#### WHAT YOU HAVE TO DO:
Each line containing the word "Shiprocket" needs to be copied.

#### DATA FOR PROCESSING:

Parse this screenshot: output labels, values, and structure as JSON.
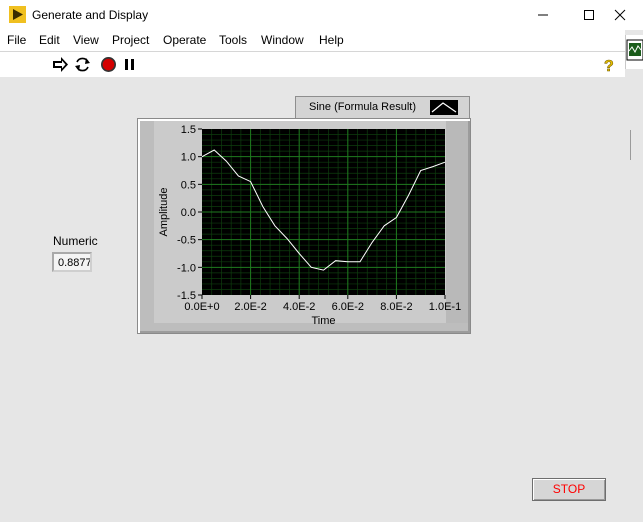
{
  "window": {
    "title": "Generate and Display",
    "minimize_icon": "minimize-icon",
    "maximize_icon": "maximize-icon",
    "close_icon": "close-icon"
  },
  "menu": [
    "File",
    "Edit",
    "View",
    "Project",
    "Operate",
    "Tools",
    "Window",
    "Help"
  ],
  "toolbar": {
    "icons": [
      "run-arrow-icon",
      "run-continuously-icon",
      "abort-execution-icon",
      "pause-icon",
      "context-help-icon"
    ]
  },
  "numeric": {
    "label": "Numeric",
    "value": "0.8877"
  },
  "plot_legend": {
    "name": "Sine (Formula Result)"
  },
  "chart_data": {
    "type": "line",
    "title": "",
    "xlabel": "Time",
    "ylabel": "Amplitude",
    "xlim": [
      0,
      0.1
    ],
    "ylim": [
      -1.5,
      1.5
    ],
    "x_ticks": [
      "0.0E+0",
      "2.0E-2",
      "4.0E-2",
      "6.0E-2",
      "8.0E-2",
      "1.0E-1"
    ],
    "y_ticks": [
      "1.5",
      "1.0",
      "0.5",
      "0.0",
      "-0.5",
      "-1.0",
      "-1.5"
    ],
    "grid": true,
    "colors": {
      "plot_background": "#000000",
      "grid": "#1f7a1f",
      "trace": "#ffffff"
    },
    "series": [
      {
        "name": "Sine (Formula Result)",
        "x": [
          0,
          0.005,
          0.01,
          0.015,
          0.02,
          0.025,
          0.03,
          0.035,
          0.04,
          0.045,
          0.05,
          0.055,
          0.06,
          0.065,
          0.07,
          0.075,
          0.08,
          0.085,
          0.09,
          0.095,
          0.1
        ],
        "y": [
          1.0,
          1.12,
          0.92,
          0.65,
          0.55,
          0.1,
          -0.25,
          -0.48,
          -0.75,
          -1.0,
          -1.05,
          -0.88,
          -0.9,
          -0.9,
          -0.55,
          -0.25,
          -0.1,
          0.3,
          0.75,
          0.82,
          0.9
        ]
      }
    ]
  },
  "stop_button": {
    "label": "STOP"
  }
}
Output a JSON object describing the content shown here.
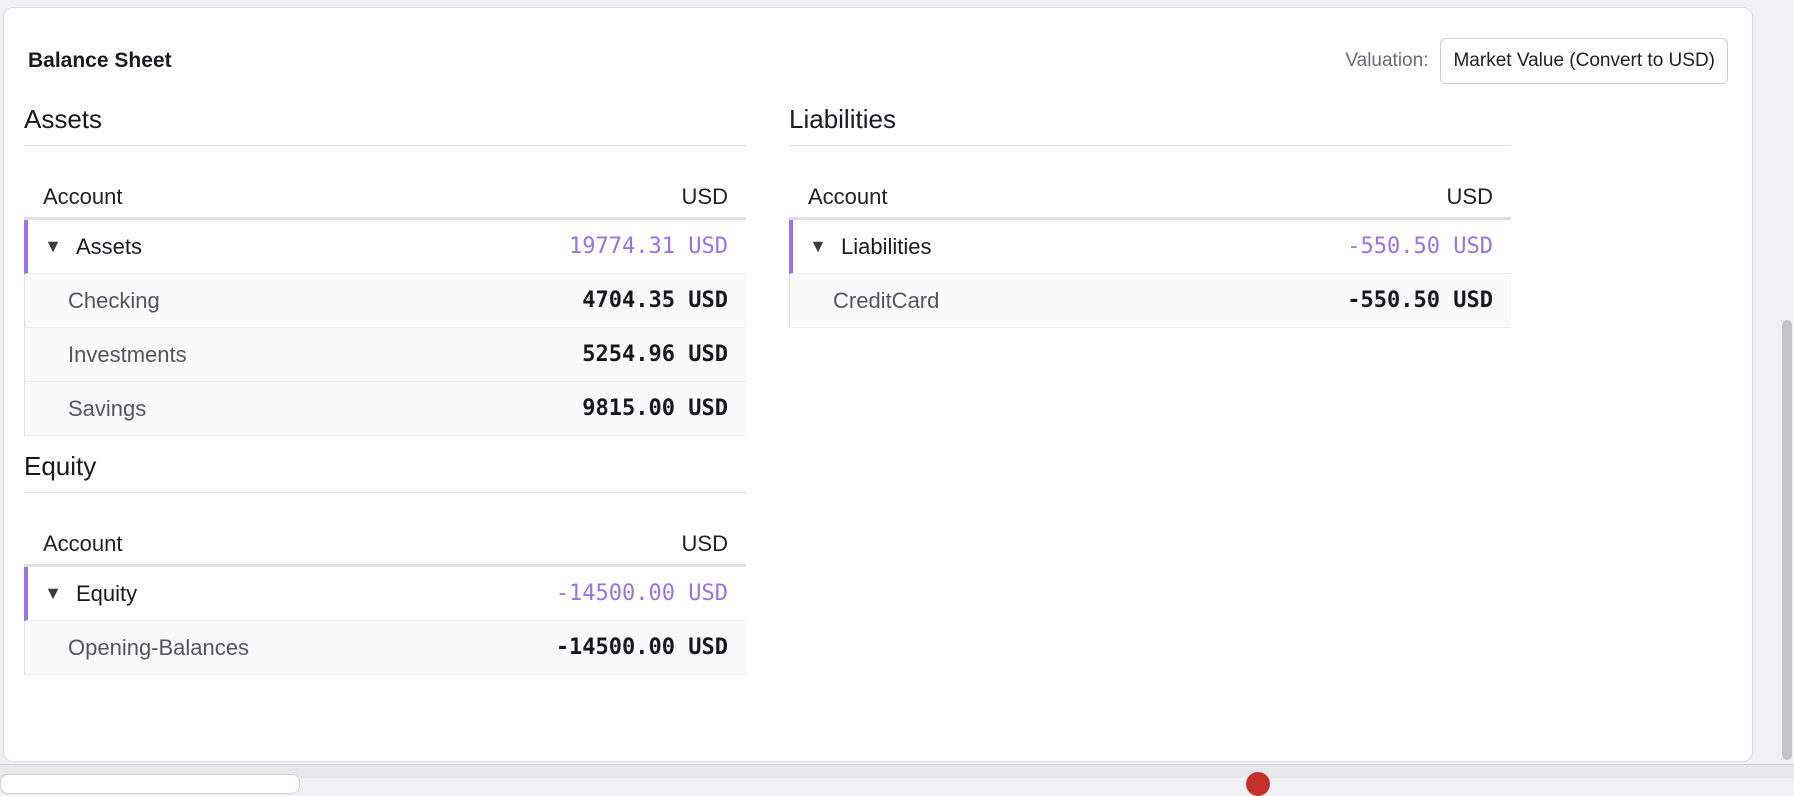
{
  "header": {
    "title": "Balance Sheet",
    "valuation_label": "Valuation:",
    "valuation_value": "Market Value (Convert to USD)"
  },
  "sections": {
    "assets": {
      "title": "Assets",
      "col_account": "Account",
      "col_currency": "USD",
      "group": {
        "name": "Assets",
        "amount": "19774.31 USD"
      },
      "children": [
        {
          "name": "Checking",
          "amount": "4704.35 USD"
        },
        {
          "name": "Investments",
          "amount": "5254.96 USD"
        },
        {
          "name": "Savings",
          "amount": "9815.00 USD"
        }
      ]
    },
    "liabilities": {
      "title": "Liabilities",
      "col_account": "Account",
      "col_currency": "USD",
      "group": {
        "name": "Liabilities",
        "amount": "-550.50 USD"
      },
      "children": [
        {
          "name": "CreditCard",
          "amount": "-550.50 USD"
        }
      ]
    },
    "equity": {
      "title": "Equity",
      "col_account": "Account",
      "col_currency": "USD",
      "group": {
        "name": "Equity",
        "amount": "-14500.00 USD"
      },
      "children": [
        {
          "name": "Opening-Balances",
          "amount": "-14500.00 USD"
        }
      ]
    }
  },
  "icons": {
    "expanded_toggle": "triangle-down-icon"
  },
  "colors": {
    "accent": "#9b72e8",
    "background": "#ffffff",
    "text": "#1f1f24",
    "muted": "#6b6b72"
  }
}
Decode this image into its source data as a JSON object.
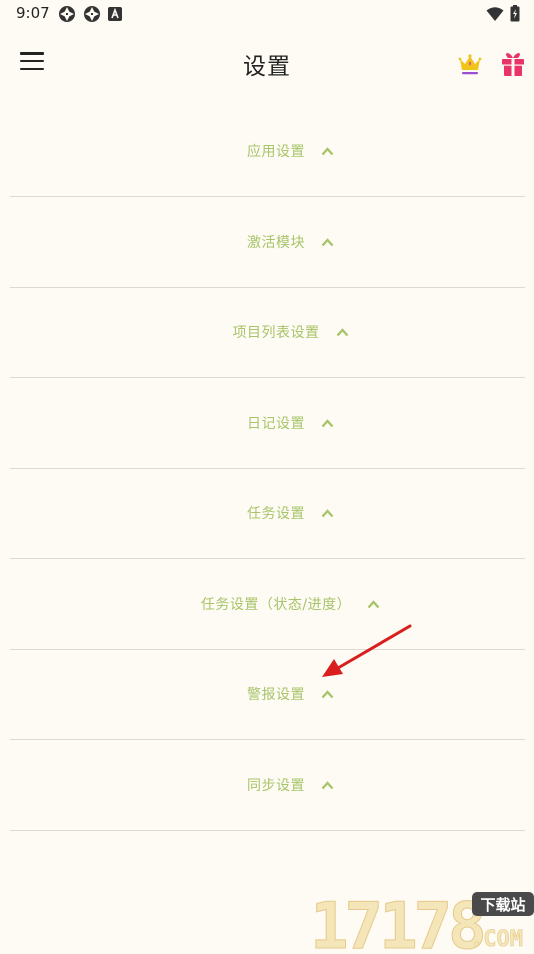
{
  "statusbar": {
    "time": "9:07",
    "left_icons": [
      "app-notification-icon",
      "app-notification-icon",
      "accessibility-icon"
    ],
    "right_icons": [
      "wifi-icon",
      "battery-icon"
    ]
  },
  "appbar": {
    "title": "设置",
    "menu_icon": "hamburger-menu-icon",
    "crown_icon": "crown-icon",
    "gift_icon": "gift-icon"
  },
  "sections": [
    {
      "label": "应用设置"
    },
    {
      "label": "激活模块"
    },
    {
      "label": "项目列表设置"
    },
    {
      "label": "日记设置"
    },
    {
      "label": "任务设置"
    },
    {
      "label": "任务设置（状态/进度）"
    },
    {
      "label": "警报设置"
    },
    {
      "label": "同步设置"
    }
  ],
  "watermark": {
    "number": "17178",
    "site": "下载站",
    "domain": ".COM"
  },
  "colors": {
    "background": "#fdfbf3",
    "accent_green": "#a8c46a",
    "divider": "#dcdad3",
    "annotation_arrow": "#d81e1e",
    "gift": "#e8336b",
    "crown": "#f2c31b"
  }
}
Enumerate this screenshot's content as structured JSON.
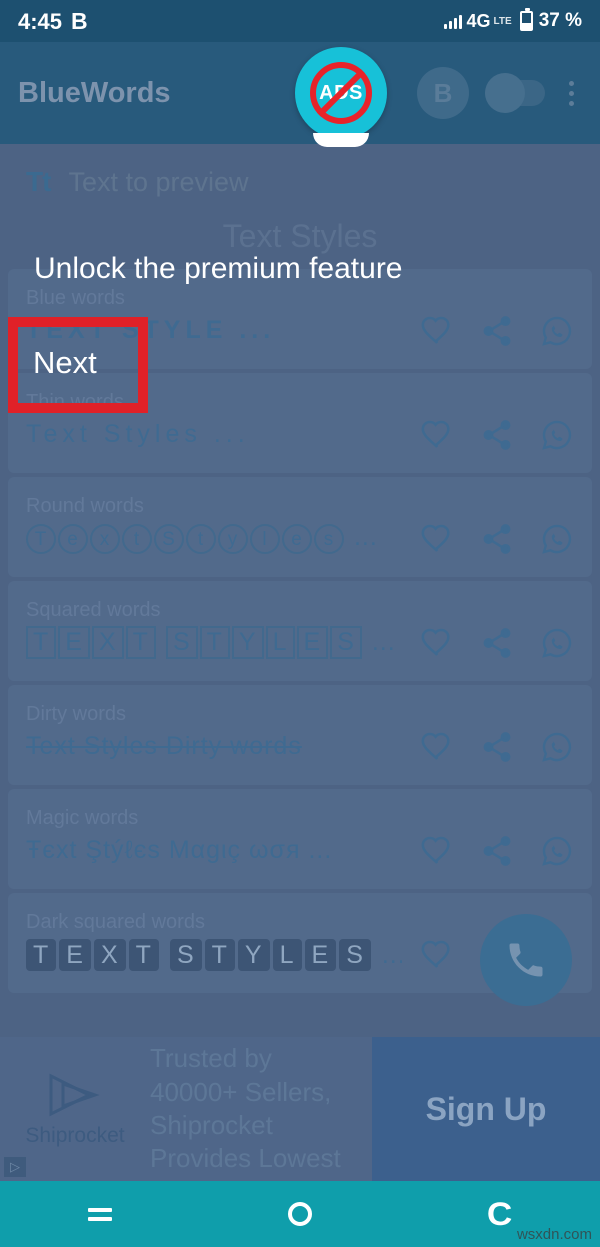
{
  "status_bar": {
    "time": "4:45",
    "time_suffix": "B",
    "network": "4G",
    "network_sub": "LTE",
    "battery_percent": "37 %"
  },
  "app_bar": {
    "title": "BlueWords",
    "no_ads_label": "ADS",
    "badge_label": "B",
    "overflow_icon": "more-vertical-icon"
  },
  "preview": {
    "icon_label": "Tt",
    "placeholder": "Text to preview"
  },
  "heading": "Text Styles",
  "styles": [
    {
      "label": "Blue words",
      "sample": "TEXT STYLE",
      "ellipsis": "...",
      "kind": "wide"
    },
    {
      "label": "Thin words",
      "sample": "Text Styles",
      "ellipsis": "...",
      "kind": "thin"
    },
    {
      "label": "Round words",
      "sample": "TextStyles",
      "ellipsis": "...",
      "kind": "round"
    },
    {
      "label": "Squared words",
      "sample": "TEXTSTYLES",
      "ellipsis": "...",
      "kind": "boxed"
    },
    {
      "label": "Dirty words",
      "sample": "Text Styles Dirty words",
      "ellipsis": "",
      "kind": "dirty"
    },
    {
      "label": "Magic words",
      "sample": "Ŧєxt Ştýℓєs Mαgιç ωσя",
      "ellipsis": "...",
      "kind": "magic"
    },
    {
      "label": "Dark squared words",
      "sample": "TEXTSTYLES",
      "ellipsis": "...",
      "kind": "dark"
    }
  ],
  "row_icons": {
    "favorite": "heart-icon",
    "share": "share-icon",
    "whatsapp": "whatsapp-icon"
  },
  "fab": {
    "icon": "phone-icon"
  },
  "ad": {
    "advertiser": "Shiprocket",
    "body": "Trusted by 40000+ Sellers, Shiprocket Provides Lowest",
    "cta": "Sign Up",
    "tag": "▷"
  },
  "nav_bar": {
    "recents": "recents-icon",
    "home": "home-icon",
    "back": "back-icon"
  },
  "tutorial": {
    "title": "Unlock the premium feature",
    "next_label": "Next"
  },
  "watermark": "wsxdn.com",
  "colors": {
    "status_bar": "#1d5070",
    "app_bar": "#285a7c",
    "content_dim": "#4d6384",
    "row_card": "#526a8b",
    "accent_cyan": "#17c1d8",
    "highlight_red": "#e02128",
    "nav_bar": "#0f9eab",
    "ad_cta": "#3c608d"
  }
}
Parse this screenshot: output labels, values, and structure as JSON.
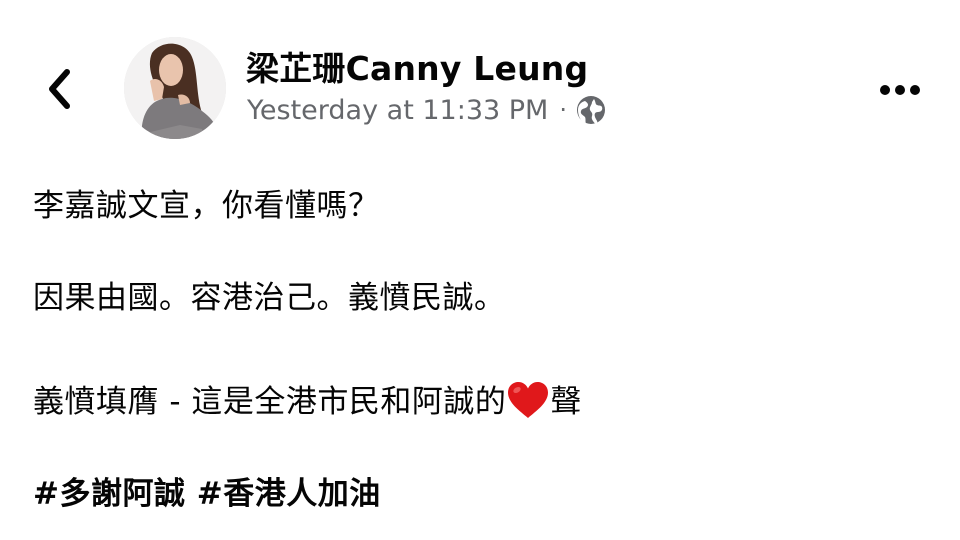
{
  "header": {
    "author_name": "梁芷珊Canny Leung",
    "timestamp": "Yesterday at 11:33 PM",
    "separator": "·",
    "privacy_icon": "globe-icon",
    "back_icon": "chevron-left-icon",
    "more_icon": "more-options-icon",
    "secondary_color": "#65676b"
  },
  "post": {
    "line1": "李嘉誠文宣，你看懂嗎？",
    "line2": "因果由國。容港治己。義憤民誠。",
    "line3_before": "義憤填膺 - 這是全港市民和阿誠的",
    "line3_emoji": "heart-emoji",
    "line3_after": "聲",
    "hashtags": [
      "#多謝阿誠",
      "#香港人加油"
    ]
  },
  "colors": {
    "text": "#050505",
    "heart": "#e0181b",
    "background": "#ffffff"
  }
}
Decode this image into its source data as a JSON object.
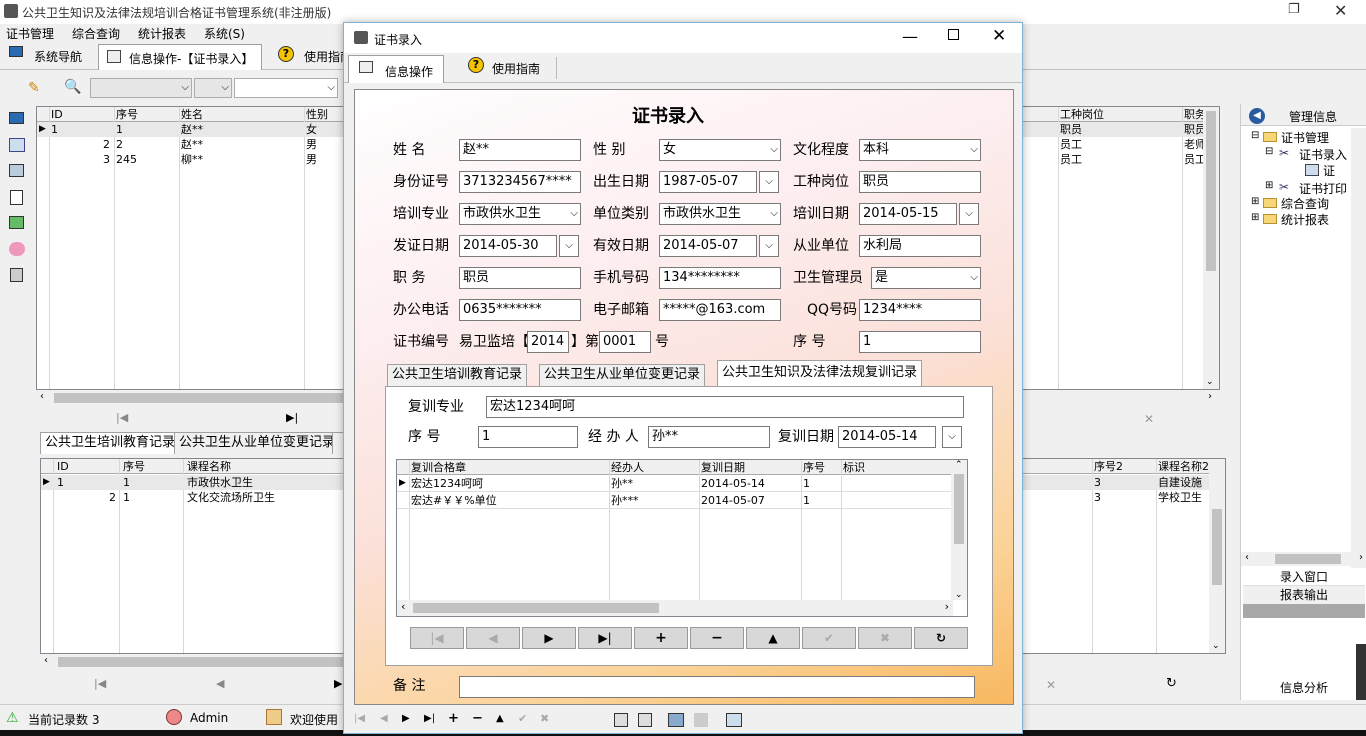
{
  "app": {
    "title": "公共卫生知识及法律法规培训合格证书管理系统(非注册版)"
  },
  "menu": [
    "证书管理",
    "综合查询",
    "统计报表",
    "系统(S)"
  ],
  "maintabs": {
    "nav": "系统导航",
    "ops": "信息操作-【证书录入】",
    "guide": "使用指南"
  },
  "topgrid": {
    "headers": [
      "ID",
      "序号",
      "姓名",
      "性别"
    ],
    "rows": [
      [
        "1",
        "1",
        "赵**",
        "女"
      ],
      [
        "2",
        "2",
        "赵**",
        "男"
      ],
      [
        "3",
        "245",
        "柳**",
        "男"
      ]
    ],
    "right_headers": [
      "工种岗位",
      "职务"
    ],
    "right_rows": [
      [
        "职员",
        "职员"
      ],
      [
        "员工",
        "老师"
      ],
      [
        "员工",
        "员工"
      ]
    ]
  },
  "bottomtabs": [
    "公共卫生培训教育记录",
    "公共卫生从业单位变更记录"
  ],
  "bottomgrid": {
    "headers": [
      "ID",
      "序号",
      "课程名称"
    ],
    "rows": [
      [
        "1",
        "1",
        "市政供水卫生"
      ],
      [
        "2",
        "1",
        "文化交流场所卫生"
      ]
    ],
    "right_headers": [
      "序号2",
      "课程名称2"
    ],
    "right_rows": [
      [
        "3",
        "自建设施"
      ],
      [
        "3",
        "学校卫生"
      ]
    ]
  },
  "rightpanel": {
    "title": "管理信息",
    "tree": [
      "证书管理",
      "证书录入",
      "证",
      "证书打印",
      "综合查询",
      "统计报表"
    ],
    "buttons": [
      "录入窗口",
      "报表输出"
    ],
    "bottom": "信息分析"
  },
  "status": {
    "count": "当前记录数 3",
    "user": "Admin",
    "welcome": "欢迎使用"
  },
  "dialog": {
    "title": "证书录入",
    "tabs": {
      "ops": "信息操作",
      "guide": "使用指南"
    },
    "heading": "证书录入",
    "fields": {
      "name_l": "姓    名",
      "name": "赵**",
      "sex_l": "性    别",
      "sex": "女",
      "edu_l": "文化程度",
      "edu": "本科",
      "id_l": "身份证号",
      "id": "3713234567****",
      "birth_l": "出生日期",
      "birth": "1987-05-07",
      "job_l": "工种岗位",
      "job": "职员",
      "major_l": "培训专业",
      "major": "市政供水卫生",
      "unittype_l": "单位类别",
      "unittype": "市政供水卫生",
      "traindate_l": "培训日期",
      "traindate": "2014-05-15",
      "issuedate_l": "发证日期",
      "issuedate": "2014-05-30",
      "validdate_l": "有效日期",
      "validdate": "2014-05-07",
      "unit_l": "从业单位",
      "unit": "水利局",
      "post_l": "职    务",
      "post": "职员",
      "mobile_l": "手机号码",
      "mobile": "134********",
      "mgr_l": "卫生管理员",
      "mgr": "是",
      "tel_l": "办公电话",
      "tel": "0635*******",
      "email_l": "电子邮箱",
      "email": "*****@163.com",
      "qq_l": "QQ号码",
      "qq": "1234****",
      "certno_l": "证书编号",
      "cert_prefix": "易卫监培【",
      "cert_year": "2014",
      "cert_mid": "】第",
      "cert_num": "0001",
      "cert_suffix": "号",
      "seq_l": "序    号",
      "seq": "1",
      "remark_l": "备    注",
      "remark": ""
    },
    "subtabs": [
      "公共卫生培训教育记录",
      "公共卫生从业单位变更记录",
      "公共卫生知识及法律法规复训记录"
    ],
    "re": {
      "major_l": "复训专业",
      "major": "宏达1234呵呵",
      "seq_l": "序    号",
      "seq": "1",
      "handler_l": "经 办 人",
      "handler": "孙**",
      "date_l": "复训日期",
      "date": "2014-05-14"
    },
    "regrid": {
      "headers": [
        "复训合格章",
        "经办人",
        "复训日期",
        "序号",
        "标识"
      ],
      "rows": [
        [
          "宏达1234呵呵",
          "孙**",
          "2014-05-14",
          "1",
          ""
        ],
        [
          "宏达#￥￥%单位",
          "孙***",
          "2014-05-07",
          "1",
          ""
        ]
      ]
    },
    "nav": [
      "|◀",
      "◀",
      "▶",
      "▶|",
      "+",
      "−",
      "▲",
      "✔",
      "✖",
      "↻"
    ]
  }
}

#### RESULT FOR THIS TASK:
    "advertiser": "Shiprocket",
    "body": "Trusted by 40000+ Sellers, Shiprocket Provides Lowest",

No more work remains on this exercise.